* Written request *
Locate the word "Returns" in the material, then show every line that holds it.
⁂
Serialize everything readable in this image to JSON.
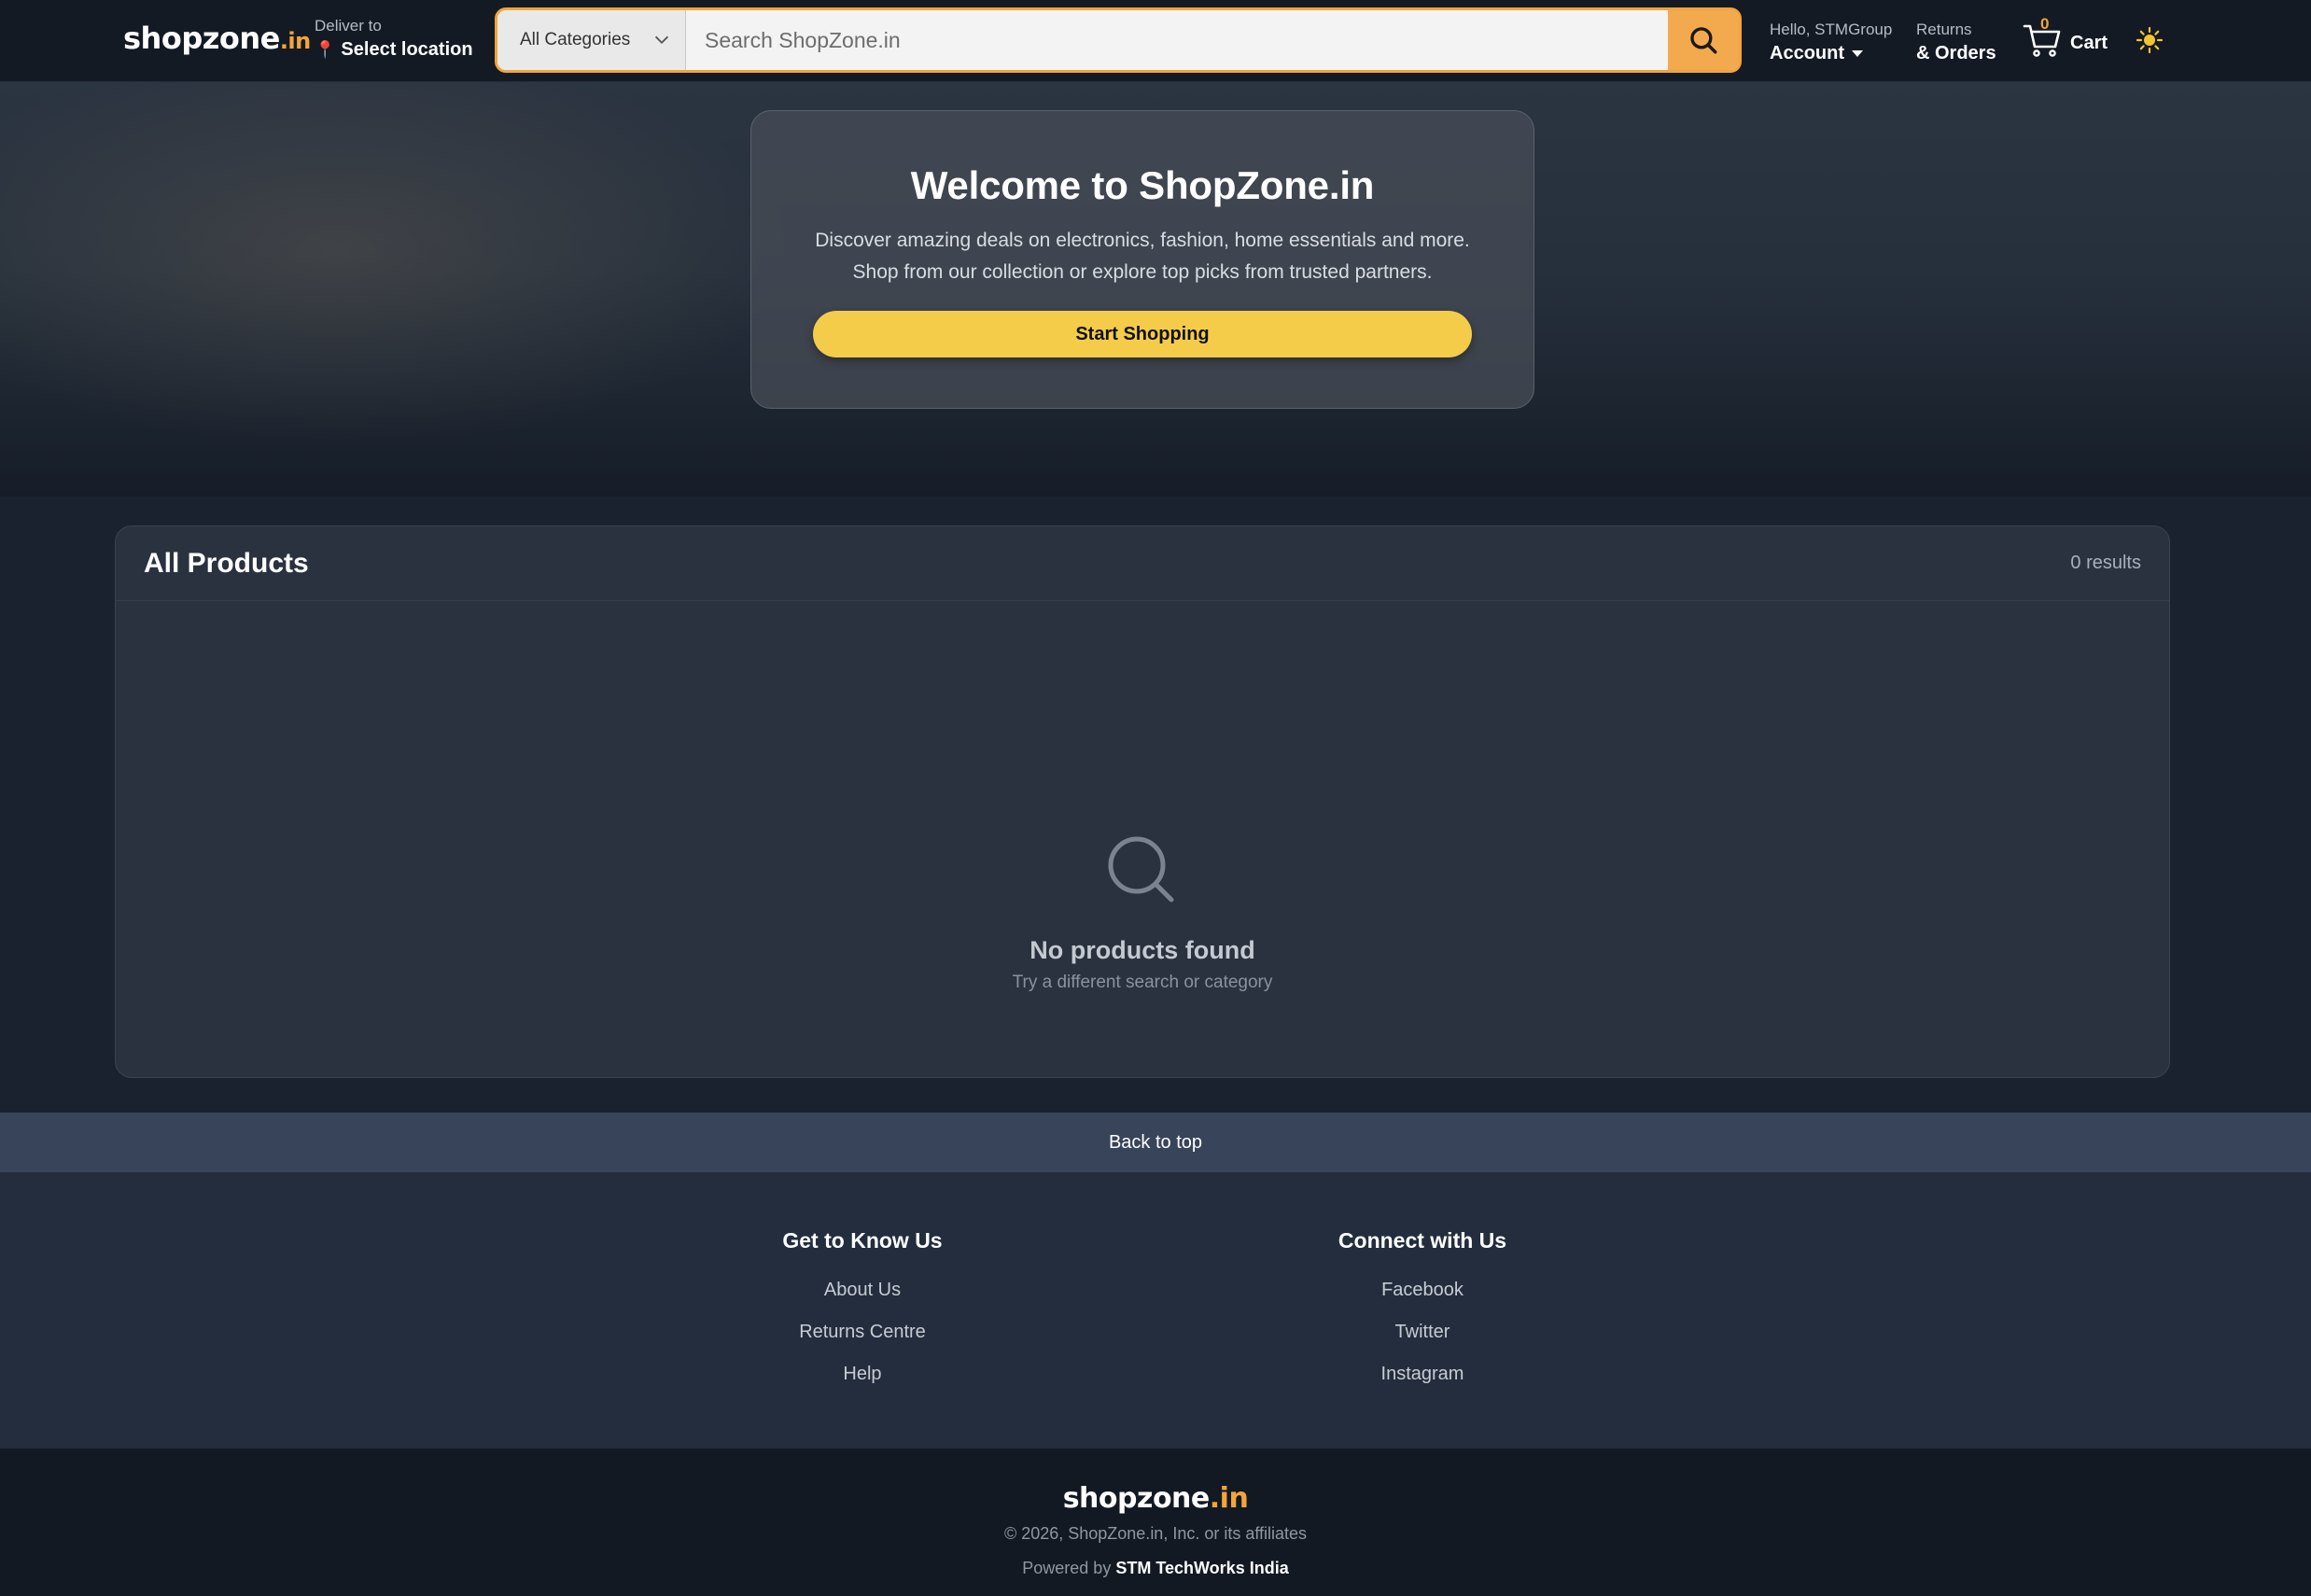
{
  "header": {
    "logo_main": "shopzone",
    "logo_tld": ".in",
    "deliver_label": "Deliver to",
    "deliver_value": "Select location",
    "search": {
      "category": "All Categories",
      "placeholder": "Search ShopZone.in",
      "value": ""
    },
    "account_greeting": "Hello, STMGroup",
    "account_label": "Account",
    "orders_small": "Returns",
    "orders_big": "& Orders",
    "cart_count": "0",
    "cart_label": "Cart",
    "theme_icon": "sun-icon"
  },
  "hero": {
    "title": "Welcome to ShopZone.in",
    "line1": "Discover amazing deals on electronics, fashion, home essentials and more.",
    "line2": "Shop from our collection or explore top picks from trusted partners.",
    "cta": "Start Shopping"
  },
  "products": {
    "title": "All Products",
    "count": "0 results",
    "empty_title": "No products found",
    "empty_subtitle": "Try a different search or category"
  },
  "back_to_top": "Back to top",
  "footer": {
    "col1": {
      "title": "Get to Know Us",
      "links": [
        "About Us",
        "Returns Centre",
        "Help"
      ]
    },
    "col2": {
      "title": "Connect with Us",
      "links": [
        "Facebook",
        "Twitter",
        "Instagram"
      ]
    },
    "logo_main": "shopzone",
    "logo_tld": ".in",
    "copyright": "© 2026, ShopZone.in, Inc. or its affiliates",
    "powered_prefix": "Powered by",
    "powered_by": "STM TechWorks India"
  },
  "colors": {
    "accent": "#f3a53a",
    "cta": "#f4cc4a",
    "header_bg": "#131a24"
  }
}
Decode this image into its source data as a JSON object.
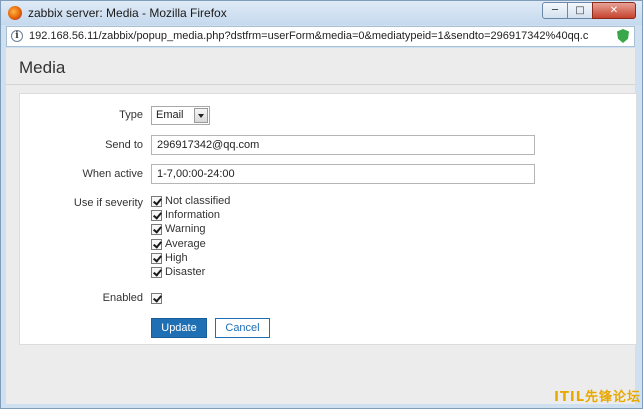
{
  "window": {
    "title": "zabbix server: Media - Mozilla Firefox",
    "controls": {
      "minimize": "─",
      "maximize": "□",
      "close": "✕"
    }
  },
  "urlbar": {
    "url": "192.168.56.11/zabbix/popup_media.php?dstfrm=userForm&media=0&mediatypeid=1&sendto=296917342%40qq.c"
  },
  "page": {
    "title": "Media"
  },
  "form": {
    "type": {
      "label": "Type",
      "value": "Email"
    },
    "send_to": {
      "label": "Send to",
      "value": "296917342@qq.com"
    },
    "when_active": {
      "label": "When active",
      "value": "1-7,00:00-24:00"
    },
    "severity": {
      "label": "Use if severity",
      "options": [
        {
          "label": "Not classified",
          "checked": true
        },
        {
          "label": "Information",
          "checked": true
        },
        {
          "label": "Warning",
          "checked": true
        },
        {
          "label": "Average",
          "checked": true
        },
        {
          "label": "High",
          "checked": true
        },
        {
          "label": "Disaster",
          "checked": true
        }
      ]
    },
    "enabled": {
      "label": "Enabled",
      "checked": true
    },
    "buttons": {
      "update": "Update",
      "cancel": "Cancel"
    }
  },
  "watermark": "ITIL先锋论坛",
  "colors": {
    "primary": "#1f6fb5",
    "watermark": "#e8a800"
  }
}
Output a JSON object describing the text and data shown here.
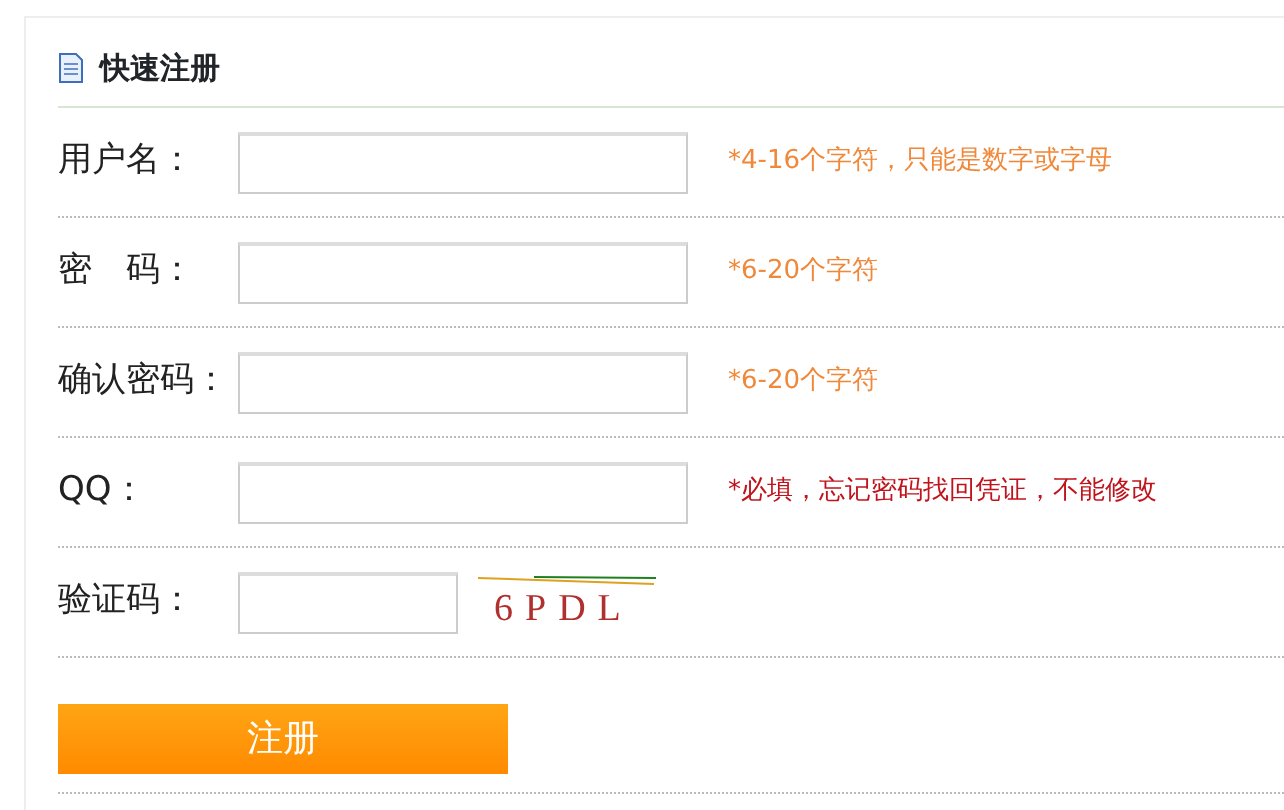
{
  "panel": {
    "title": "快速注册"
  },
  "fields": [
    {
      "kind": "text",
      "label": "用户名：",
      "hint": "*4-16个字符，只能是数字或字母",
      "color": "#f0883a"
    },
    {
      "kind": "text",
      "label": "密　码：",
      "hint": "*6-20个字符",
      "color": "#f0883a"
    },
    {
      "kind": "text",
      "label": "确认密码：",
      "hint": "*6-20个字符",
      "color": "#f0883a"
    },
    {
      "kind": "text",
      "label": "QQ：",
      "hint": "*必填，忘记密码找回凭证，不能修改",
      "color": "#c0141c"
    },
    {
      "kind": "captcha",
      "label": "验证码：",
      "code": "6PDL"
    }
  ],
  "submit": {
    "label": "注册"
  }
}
⁂
* Task answer *
    "orders_small": "Returns",
        "Returns Centre",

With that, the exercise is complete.